[PROVIDED PASSAGE]:
━━━━━━━━━━

On 3/08/2009, at 3:43 PM, David Winsemius wrote:


On Aug 2, 2009, at 10:46 PM, Rolf Turner wrote:


On 3/08/2009, at 1:48 PM, David Winsemius wrote:


On Aug 2, 2009, at 7:29 PM, Rolf Turner wrote:


On 3/08/2009, at 11:14 AM, David Winsemius wrote:


On Aug 2, 2009, at 7:02 PM, Noah Silverman wrote:

Hi,

It seems as if the problem was caused by an odd quirk of the
"scale"
function.

Some of my data have NA entries.

So, I substitute 0 for any NA with:
rawdata[is.na(rawdata)] <- 0

Perhaps this would have done what you intended:

rawdata[is.na(rawdata), ] <- 0

        I don't think this works at all.  E.g.:

        set.seed(42)
        junk <- matrix(rnorm(60),12,5)
        junk[sample(1:60,14)] <- NA
        junk[is.na(junk),] <- 0 # Throws an error.

━━━━━━━━━━

[AVAILABLE DATA]:
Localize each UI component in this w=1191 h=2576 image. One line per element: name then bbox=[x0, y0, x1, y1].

━━━━━━━━━━

[THINGS TO DO]:
1. Reproduce the email thread's wording between "So, I substitute" and "set.seed(42)", inclusive.
2. According to the email thread, which function did Noah Silverman say caused the problem?

[TASK-BY-TASK SOLUTIONS]:
1.
So, I substitute 0 for any NA with:
rawdata[is.na(rawdata)] <- 0

Perhaps this would have done what you intended:

rawdata[is.na(rawdata), ] <- 0

        I don't think this works at all.  E.g.:

        set.seed(42)

2. The "scale" function.